(Dataset excerpts)
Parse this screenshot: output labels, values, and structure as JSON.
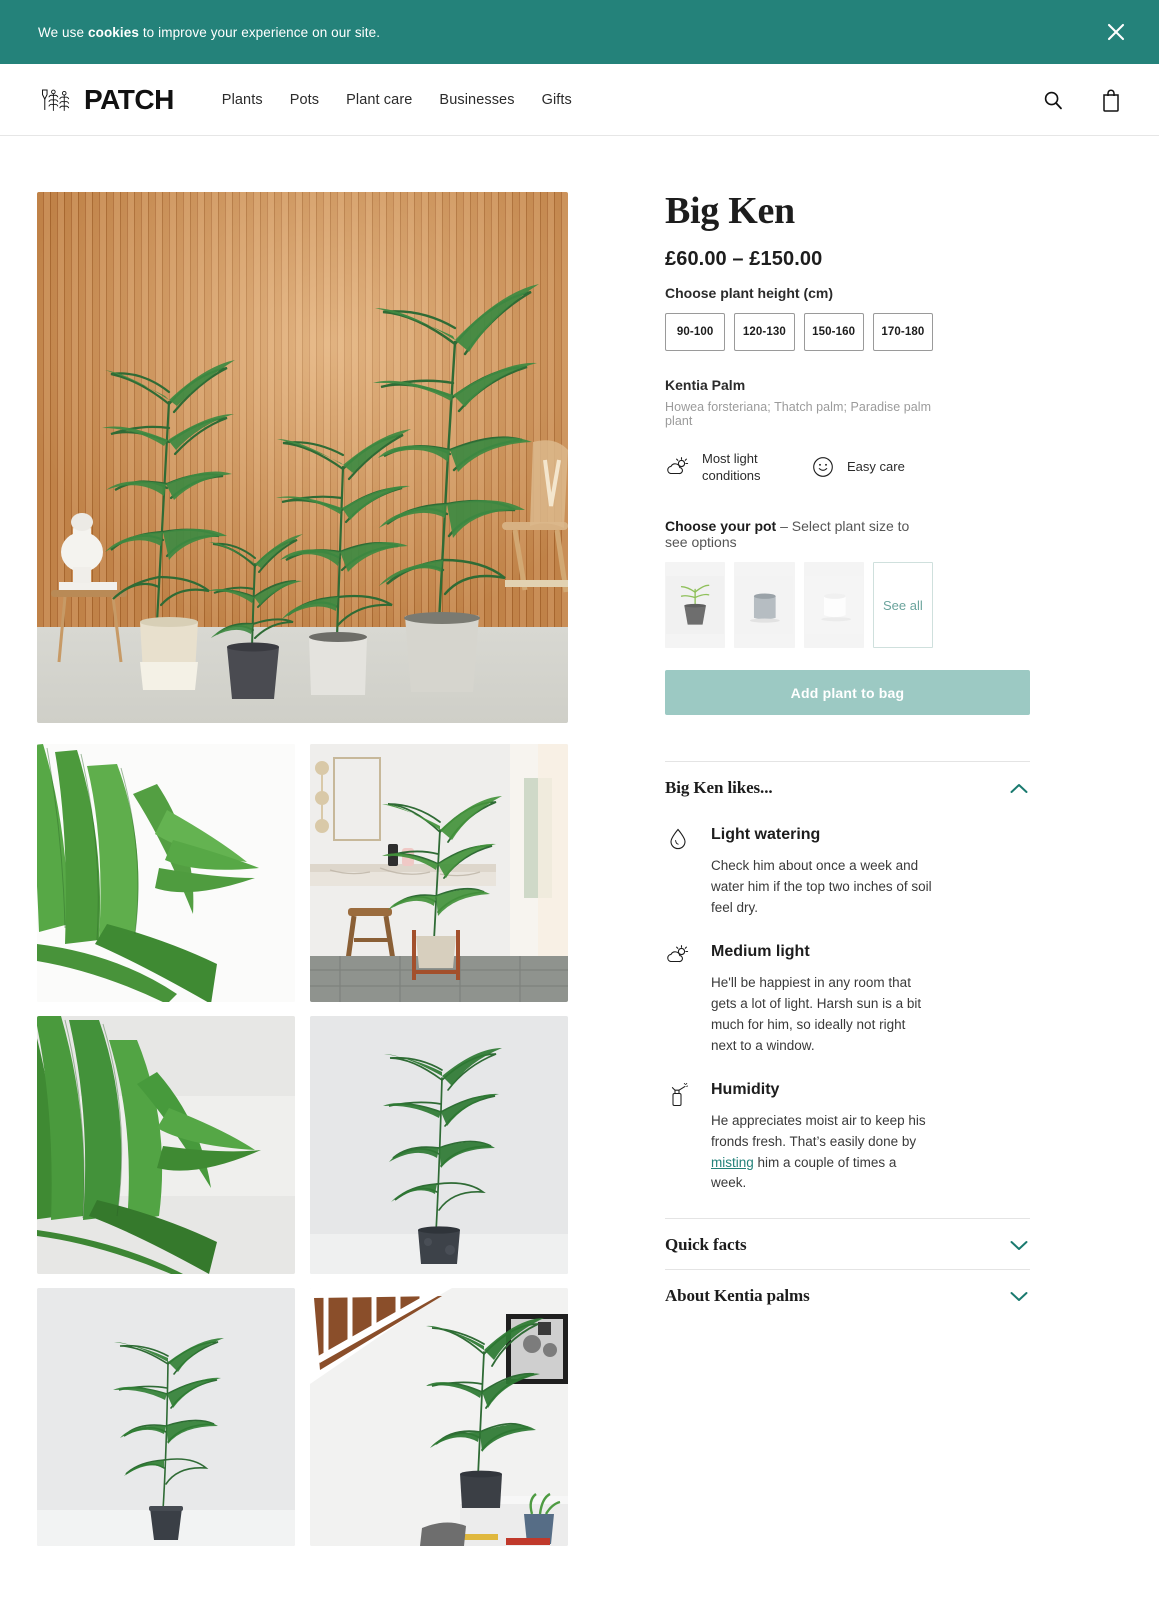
{
  "cookie_banner": {
    "text_before": "We use ",
    "text_bold": "cookies",
    "text_after": " to improve your experience on our site.",
    "close_icon": "close-icon",
    "background_color": "#24827a"
  },
  "header": {
    "brand": "PATCH",
    "nav": [
      {
        "label": "Plants"
      },
      {
        "label": "Pots"
      },
      {
        "label": "Plant care"
      },
      {
        "label": "Businesses"
      },
      {
        "label": "Gifts"
      }
    ],
    "icons": [
      {
        "name": "search-icon"
      },
      {
        "name": "shopping-bag-icon"
      }
    ]
  },
  "product": {
    "title": "Big Ken",
    "price": "£60.00 – £150.00",
    "height_label": "Choose plant height (cm)",
    "height_options": [
      "90-100",
      "120-130",
      "150-160",
      "170-180"
    ],
    "common_name": "Kentia Palm",
    "latin_name": "Howea forsteriana; Thatch palm; Paradise palm plant",
    "attributes": [
      {
        "icon": "sun-cloud-icon",
        "label": "Most light conditions"
      },
      {
        "icon": "smiley-face-icon",
        "label": "Easy care"
      }
    ],
    "pot_label_bold": "Choose your pot",
    "pot_label_rest": " – Select plant size to see options",
    "pot_see_all": "See all",
    "add_to_bag": "Add plant to bag",
    "add_to_bag_color": "#9cc9c3"
  },
  "likes_section": {
    "title": "Big Ken likes...",
    "expanded": true,
    "chevron": "chevron-up-icon",
    "items": [
      {
        "icon": "water-drop-icon",
        "title": "Light watering",
        "text": "Check him about once a week and water him if the top two inches of soil feel dry."
      },
      {
        "icon": "sun-cloud-icon",
        "title": "Medium light",
        "text": "He'll be happiest in any room that gets a lot of light. Harsh sun is a bit much for him, so ideally not right next to a window."
      },
      {
        "icon": "spray-bottle-icon",
        "title": "Humidity",
        "text_before": "He appreciates moist air to keep his fronds fresh. That’s easily done by ",
        "link": "misting",
        "text_after": " him a couple of times a week."
      }
    ]
  },
  "accordions": [
    {
      "title": "Quick facts",
      "chevron": "chevron-down-icon"
    },
    {
      "title": "About Kentia palms",
      "chevron": "chevron-down-icon"
    }
  ],
  "gallery": {
    "hero_alt": "kentia-palms-row-against-wood-slat-wall",
    "thumbs": [
      {
        "alt": "palm-fronds-closeup"
      },
      {
        "alt": "palm-in-bathroom-on-wooden-stand"
      },
      {
        "alt": "palm-fronds-closeup-grey-background"
      },
      {
        "alt": "palm-in-dark-pot-studio"
      },
      {
        "alt": "palm-in-nursery-pot-studio"
      },
      {
        "alt": "palm-beside-staircase-in-hallway"
      }
    ]
  }
}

▶ _Requirement_
All of the entries above should be duplicated exactly, except for the pictures.

▶ _Exercise result_
Parse this screenshot: output labels, values, and structure as JSON.
{
  "cookie_banner": {
    "text_before": "We use ",
    "text_bold": "cookies",
    "text_after": " to improve your experience on our site.",
    "close_icon": "close-icon",
    "background_color": "#24827a"
  },
  "header": {
    "brand": "PATCH",
    "nav": [
      {
        "label": "Plants"
      },
      {
        "label": "Pots"
      },
      {
        "label": "Plant care"
      },
      {
        "label": "Businesses"
      },
      {
        "label": "Gifts"
      }
    ],
    "icons": [
      {
        "name": "search-icon"
      },
      {
        "name": "shopping-bag-icon"
      }
    ]
  },
  "product": {
    "title": "Big Ken",
    "price": "£60.00 – £150.00",
    "height_label": "Choose plant height (cm)",
    "height_options": [
      "90-100",
      "120-130",
      "150-160",
      "170-180"
    ],
    "common_name": "Kentia Palm",
    "latin_name": "Howea forsteriana; Thatch palm; Paradise palm plant",
    "attributes": [
      {
        "icon": "sun-cloud-icon",
        "label": "Most light conditions"
      },
      {
        "icon": "smiley-face-icon",
        "label": "Easy care"
      }
    ],
    "pot_label_bold": "Choose your pot",
    "pot_label_rest": " – Select plant size to see options",
    "pot_see_all": "See all",
    "add_to_bag": "Add plant to bag",
    "add_to_bag_color": "#9cc9c3"
  },
  "likes_section": {
    "title": "Big Ken likes...",
    "expanded": true,
    "chevron": "chevron-up-icon",
    "items": [
      {
        "icon": "water-drop-icon",
        "title": "Light watering",
        "text": "Check him about once a week and water him if the top two inches of soil feel dry."
      },
      {
        "icon": "sun-cloud-icon",
        "title": "Medium light",
        "text": "He'll be happiest in any room that gets a lot of light. Harsh sun is a bit much for him, so ideally not right next to a window."
      },
      {
        "icon": "spray-bottle-icon",
        "title": "Humidity",
        "text_before": "He appreciates moist air to keep his fronds fresh. That’s easily done by ",
        "link": "misting",
        "text_after": " him a couple of times a week."
      }
    ]
  },
  "accordions": [
    {
      "title": "Quick facts",
      "chevron": "chevron-down-icon"
    },
    {
      "title": "About Kentia palms",
      "chevron": "chevron-down-icon"
    }
  ],
  "gallery": {
    "hero_alt": "kentia-palms-row-against-wood-slat-wall",
    "thumbs": [
      {
        "alt": "palm-fronds-closeup"
      },
      {
        "alt": "palm-in-bathroom-on-wooden-stand"
      },
      {
        "alt": "palm-fronds-closeup-grey-background"
      },
      {
        "alt": "palm-in-dark-pot-studio"
      },
      {
        "alt": "palm-in-nursery-pot-studio"
      },
      {
        "alt": "palm-beside-staircase-in-hallway"
      }
    ]
  }
}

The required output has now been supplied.